As múltiplas facetas do Carnaval curitibano
por Camila Gino
Mistérios, quantos mistérios guardam as cidades. E quantas identidades? A investigação a respeito das questões de identidade e pertencimento vêm sendo uma marca do cineasta Luciano Coelho. Ele coordenou com Marcelo Munhoz o “Projeto Olho Vivo”, entre 2003 e 2012, trabalho do qual resultaram documentários como Caras de um Carnaval, em que acompanhou o período que antecede os desfiles curitibanos em seus vários momentos e sutilezas, até a entrada na avenida – hoje a Marechal Deodoro, que recebe os desfiles 2015 no sábado (14), a partir das 17 horas.

__INSTRUÇÕES DO EXERCÍCIO__:
Por favor, traduza para o inglês esta frase do texto sobre o Carnaval curitibano: «Ele coordenou com Marcelo Munhoz o “Projeto Olho Vivo”, entre 2003 e 2012, trabalho do qual resultaram documentários como Caras de um Carnaval, em que acompanhou o período que antecede os desfiles curitibanos em seus vários momentos e sutilezas, até a entrada na avenida – hoje a Marechal Deodoro, que recebe os desfiles 2015 no sábado (14), a partir das 17 horas.»

__DADOS FORNECIDOS__:

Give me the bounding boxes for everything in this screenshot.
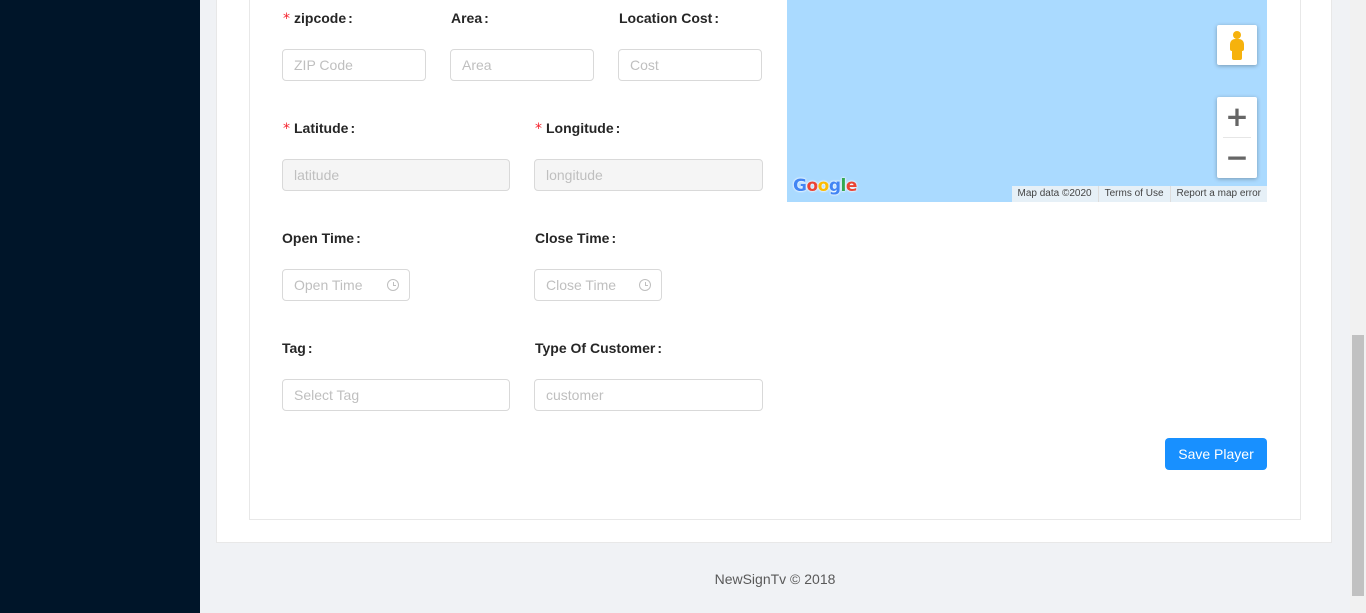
pegman-legs — [1232, 50, 1242, 60]
customer-type-label: Type Of Customer: — [535, 340, 662, 356]
latitude-label: * Latitude: — [283, 120, 355, 137]
footer-copyright: NewSignTv © 2018 — [714, 571, 836, 587]
longitude-label-text: Longitude — [546, 120, 614, 136]
close-time-label-text: Close Time — [535, 230, 610, 246]
latitude-input — [282, 159, 510, 191]
label-colon: : — [307, 340, 313, 356]
clock-icon — [387, 279, 399, 291]
label-colon: : — [356, 230, 361, 246]
save-player-button[interactable]: Save Player — [1165, 438, 1267, 470]
longitude-label: * Longitude: — [535, 120, 620, 137]
customer-type-label-text: Type Of Customer — [535, 340, 656, 356]
pegman-icon — [1233, 31, 1241, 39]
open-time-label: Open Time: — [282, 230, 361, 246]
close-time-label: Close Time: — [535, 230, 616, 246]
zoom-in-button[interactable]: + — [1217, 97, 1257, 137]
vertical-scrollbar[interactable] — [1350, 0, 1366, 613]
report-map-error-link[interactable]: Report a map error — [1169, 186, 1267, 202]
google-logo[interactable]: Google — [793, 176, 857, 196]
tag-select-placeholder: Select Tag — [294, 387, 360, 403]
latitude-label-text: Latitude — [294, 120, 349, 136]
required-mark: * — [283, 121, 290, 137]
longitude-input — [534, 159, 763, 191]
location-cost-label-text: Location Cost — [619, 10, 713, 26]
scrollbar-thumb[interactable] — [1352, 335, 1364, 596]
clock-icon — [639, 279, 651, 291]
terms-of-use-link[interactable]: Terms of Use — [1097, 186, 1170, 202]
close-time-picker[interactable]: Close Time — [534, 269, 662, 301]
zoom-out-button[interactable]: − — [1217, 138, 1257, 178]
label-colon: : — [615, 120, 621, 136]
label-colon: : — [484, 10, 489, 26]
label-colon: : — [350, 120, 356, 136]
open-time-placeholder: Open Time — [294, 277, 363, 293]
zoom-control: + − — [1217, 97, 1257, 178]
tag-label: Tag: — [282, 340, 313, 356]
google-map[interactable]: + − Google Map data ©2020 Terms of Use R… — [787, 0, 1267, 202]
zipcode-input[interactable] — [282, 49, 426, 81]
zipcode-label-text: zipcode — [294, 10, 347, 26]
location-cost-label: Location Cost: — [619, 10, 719, 26]
open-time-picker[interactable]: Open Time — [282, 269, 410, 301]
label-colon: : — [348, 10, 353, 26]
label-colon: : — [611, 230, 617, 246]
area-input[interactable] — [450, 49, 594, 81]
label-colon: : — [657, 340, 662, 356]
location-cost-input[interactable] — [618, 49, 762, 81]
close-time-placeholder: Close Time — [546, 277, 617, 293]
zipcode-label: * zipcode: — [283, 10, 353, 27]
customer-type-input[interactable] — [534, 379, 763, 411]
area-label: Area: — [451, 10, 489, 26]
required-mark: * — [535, 121, 542, 137]
sidebar — [0, 0, 200, 613]
street-view-pegman-button[interactable] — [1217, 25, 1257, 65]
map-data-attribution: Map data ©2020 — [1017, 188, 1092, 199]
tag-select[interactable]: Select Tag — [282, 379, 510, 411]
area-label-text: Area — [451, 10, 483, 26]
open-time-label-text: Open Time — [282, 230, 355, 246]
tag-label-text: Tag — [282, 340, 306, 356]
label-colon: : — [714, 10, 720, 26]
map-footer: Map data ©2020 Terms of Use Report a map… — [1011, 186, 1267, 202]
required-mark: * — [283, 11, 290, 27]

__RESPOSTA AO EXERCÍCIO__:
Together with Marcelo Munhoz, he coordinated the “Projeto Olho Vivo” between 2003 and 2012, work that produced documentaries such as Caras de um Carnaval, in which he followed the period leading up to the Curitiba parades in its various moments and subtleties, up to the entry onto the avenue – today Marechal Deodoro, which hosts the 2015 parades on Saturday (the 14th), starting at 5 p.m.